▶ WRITTEN INSTRUCTION
Give the stretch of records from the line containing "512, 444, 528]" through the line containing "496, 1277, 512]" again, switching every "empty-cell" to "blank-cell" and leaving everything else unchanged.

▶ THE DATA

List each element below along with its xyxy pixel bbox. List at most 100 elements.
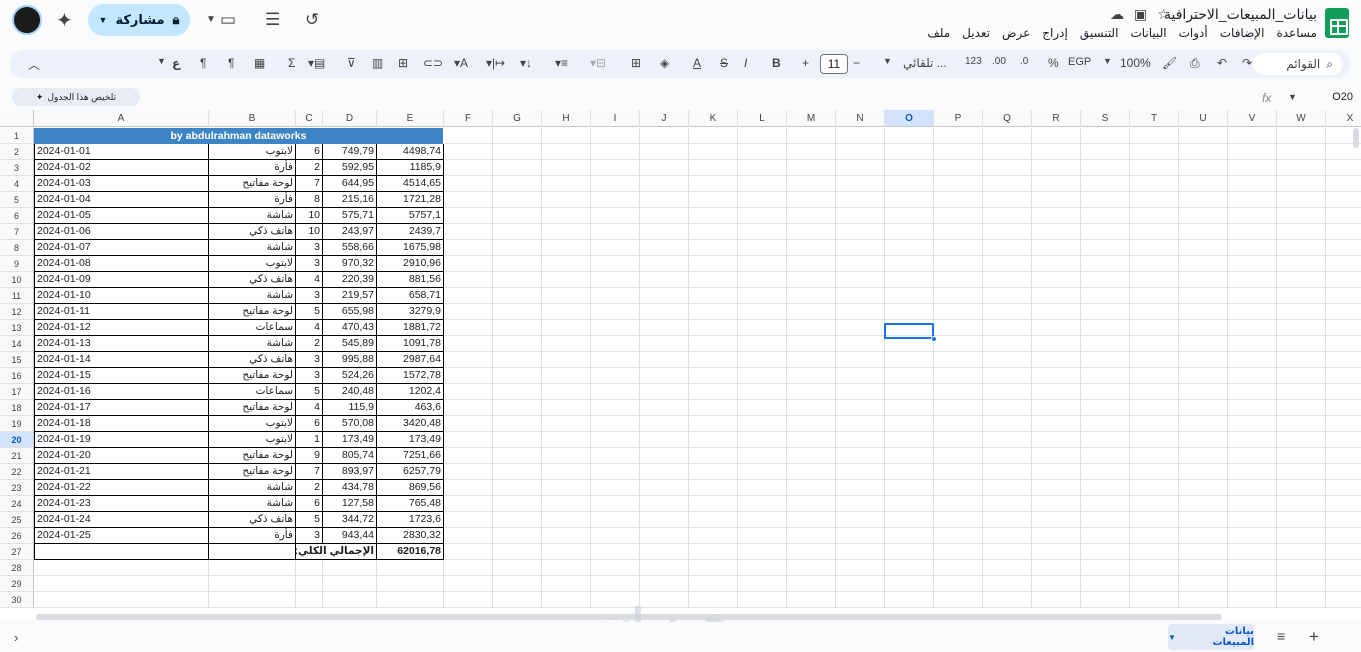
data-cell[interactable]: 1723,6	[377, 512, 444, 528]
empty-cell[interactable]	[1130, 176, 1179, 192]
gemini-sparkle-icon[interactable]: ✦	[56, 8, 73, 33]
empty-cell[interactable]	[1179, 416, 1228, 432]
empty-cell[interactable]	[1326, 496, 1361, 512]
empty-cell[interactable]	[1130, 240, 1179, 256]
empty-cell[interactable]	[836, 400, 885, 416]
empty-cell[interactable]	[836, 416, 885, 432]
empty-cell[interactable]	[1277, 304, 1326, 320]
data-cell[interactable]: 463,6	[377, 400, 444, 416]
empty-cell[interactable]	[787, 480, 836, 496]
data-cell[interactable]: 9	[296, 448, 323, 464]
strikethrough-icon[interactable]: S	[720, 56, 728, 70]
data-cell[interactable]: شاشة	[209, 288, 296, 304]
empty-cell[interactable]	[542, 224, 591, 240]
empty-cell[interactable]	[1179, 448, 1228, 464]
empty-cell[interactable]	[983, 176, 1032, 192]
data-cell[interactable]: 881,56	[377, 272, 444, 288]
empty-cell[interactable]	[983, 496, 1032, 512]
empty-cell[interactable]	[542, 400, 591, 416]
empty-cell[interactable]	[1228, 368, 1277, 384]
data-cell[interactable]: 2024-01-17	[34, 400, 209, 416]
data-cell[interactable]: 6	[296, 144, 323, 160]
empty-cell[interactable]	[1130, 272, 1179, 288]
empty-cell[interactable]	[1326, 464, 1361, 480]
data-cell[interactable]: 6	[296, 416, 323, 432]
row-header[interactable]: 5	[0, 192, 34, 208]
empty-cell[interactable]	[493, 336, 542, 352]
empty-cell[interactable]	[1228, 496, 1277, 512]
empty-cell[interactable]	[1081, 272, 1130, 288]
empty-cell[interactable]	[885, 448, 934, 464]
empty-cell[interactable]	[934, 512, 983, 528]
empty-cell[interactable]	[1179, 432, 1228, 448]
paint-format-icon[interactable]: 🖌︎	[1162, 56, 1177, 70]
empty-cell[interactable]	[1081, 320, 1130, 336]
empty-cell[interactable]	[1277, 432, 1326, 448]
empty-cell[interactable]	[1277, 128, 1326, 144]
empty-cell[interactable]	[640, 240, 689, 256]
empty-cell[interactable]	[885, 176, 934, 192]
empty-cell[interactable]	[1130, 288, 1179, 304]
empty-cell[interactable]	[1277, 352, 1326, 368]
empty-cell[interactable]	[885, 400, 934, 416]
row-header[interactable]: 23	[0, 480, 34, 496]
row-header[interactable]: 14	[0, 336, 34, 352]
empty-cell[interactable]	[689, 512, 738, 528]
empty-cell[interactable]	[640, 336, 689, 352]
empty-cell[interactable]	[1228, 528, 1277, 544]
data-cell[interactable]: 970,32	[323, 256, 377, 272]
menu-item[interactable]: ملف	[927, 26, 950, 40]
empty-cell[interactable]	[1130, 144, 1179, 160]
empty-cell[interactable]	[738, 480, 787, 496]
empty-cell[interactable]	[836, 496, 885, 512]
empty-cell[interactable]	[542, 176, 591, 192]
namebox-dropdown-icon[interactable]: ▼	[1288, 92, 1297, 102]
document-title[interactable]: بيانات_المبيعات_الاحترافية	[1164, 6, 1317, 23]
empty-cell[interactable]	[689, 544, 738, 560]
empty-cell[interactable]	[591, 288, 640, 304]
empty-cell[interactable]	[1326, 224, 1361, 240]
empty-cell[interactable]	[836, 512, 885, 528]
column-header[interactable]: U	[1179, 110, 1228, 127]
empty-cell[interactable]	[1228, 272, 1277, 288]
empty-cell[interactable]	[1228, 192, 1277, 208]
row-header[interactable]: 17	[0, 384, 34, 400]
italic-icon[interactable]: I	[744, 56, 747, 70]
empty-cell[interactable]	[444, 304, 493, 320]
empty-cell[interactable]	[1032, 336, 1081, 352]
empty-cell[interactable]	[836, 448, 885, 464]
empty-cell[interactable]	[493, 384, 542, 400]
empty-cell[interactable]	[542, 160, 591, 176]
empty-cell[interactable]	[836, 592, 885, 608]
empty-cell[interactable]	[787, 288, 836, 304]
data-cell[interactable]: 2024-01-24	[34, 512, 209, 528]
empty-cell[interactable]	[689, 176, 738, 192]
spreadsheet-grid[interactable]: ABCDEFGHIJKLMNOPQRSTUVWX 1 2 3 4 5 6 7 8 9 10 11 12…	[0, 110, 1361, 618]
empty-cell[interactable]	[444, 320, 493, 336]
empty-cell[interactable]	[444, 416, 493, 432]
data-cell[interactable]: 545,89	[323, 336, 377, 352]
data-cell[interactable]: 173,49	[323, 432, 377, 448]
borders-icon[interactable]: ⊞	[631, 56, 641, 70]
data-cell[interactable]: هاتف ذكي	[209, 512, 296, 528]
empty-cell[interactable]	[1228, 176, 1277, 192]
empty-cell[interactable]	[1032, 144, 1081, 160]
empty-cell[interactable]	[983, 288, 1032, 304]
empty-cell[interactable]	[787, 384, 836, 400]
empty-cell[interactable]	[1032, 560, 1081, 576]
empty-cell[interactable]	[983, 528, 1032, 544]
row-header[interactable]: 21	[0, 448, 34, 464]
row-header[interactable]: 12	[0, 304, 34, 320]
collapse-toolbar-icon[interactable]: ︿	[28, 56, 40, 73]
empty-cell[interactable]	[591, 512, 640, 528]
chart-icon[interactable]: ▥	[372, 56, 383, 70]
row-header[interactable]: 1	[0, 128, 34, 144]
column-header[interactable]: C	[296, 110, 323, 127]
data-cell[interactable]: 10	[296, 208, 323, 224]
column-header[interactable]: I	[591, 110, 640, 127]
empty-cell[interactable]	[1179, 208, 1228, 224]
empty-cell[interactable]	[787, 544, 836, 560]
data-cell[interactable]: 2024-01-15	[34, 368, 209, 384]
data-cell[interactable]: 4	[296, 400, 323, 416]
data-cell[interactable]: 2024-01-01	[34, 144, 209, 160]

▶ RESULT OF THE EXERCISE
data-cell[interactable]: 1723,6	[377, 512, 444, 528]
blank-cell[interactable]	[1130, 176, 1179, 192]
gemini-sparkle-icon[interactable]: ✦	[56, 8, 73, 33]
blank-cell[interactable]	[1179, 416, 1228, 432]
blank-cell[interactable]	[1326, 496, 1361, 512]
blank-cell[interactable]	[1130, 240, 1179, 256]
blank-cell[interactable]	[836, 400, 885, 416]
blank-cell[interactable]	[836, 416, 885, 432]
blank-cell[interactable]	[1277, 304, 1326, 320]
data-cell[interactable]: 463,6	[377, 400, 444, 416]
blank-cell[interactable]	[787, 480, 836, 496]
data-cell[interactable]: 9	[296, 448, 323, 464]
strikethrough-icon[interactable]: S	[720, 56, 728, 70]
data-cell[interactable]: شاشة	[209, 288, 296, 304]
blank-cell[interactable]	[542, 224, 591, 240]
blank-cell[interactable]	[1179, 448, 1228, 464]
blank-cell[interactable]	[983, 176, 1032, 192]
data-cell[interactable]: 881,56	[377, 272, 444, 288]
blank-cell[interactable]	[983, 496, 1032, 512]
blank-cell[interactable]	[542, 400, 591, 416]
blank-cell[interactable]	[1228, 368, 1277, 384]
data-cell[interactable]: 2024-01-17	[34, 400, 209, 416]
data-cell[interactable]: 6	[296, 144, 323, 160]
blank-cell[interactable]	[1130, 272, 1179, 288]
blank-cell[interactable]	[1326, 464, 1361, 480]
data-cell[interactable]: 6	[296, 416, 323, 432]
row-header[interactable]: 5	[0, 192, 34, 208]
blank-cell[interactable]	[493, 336, 542, 352]
blank-cell[interactable]	[1228, 496, 1277, 512]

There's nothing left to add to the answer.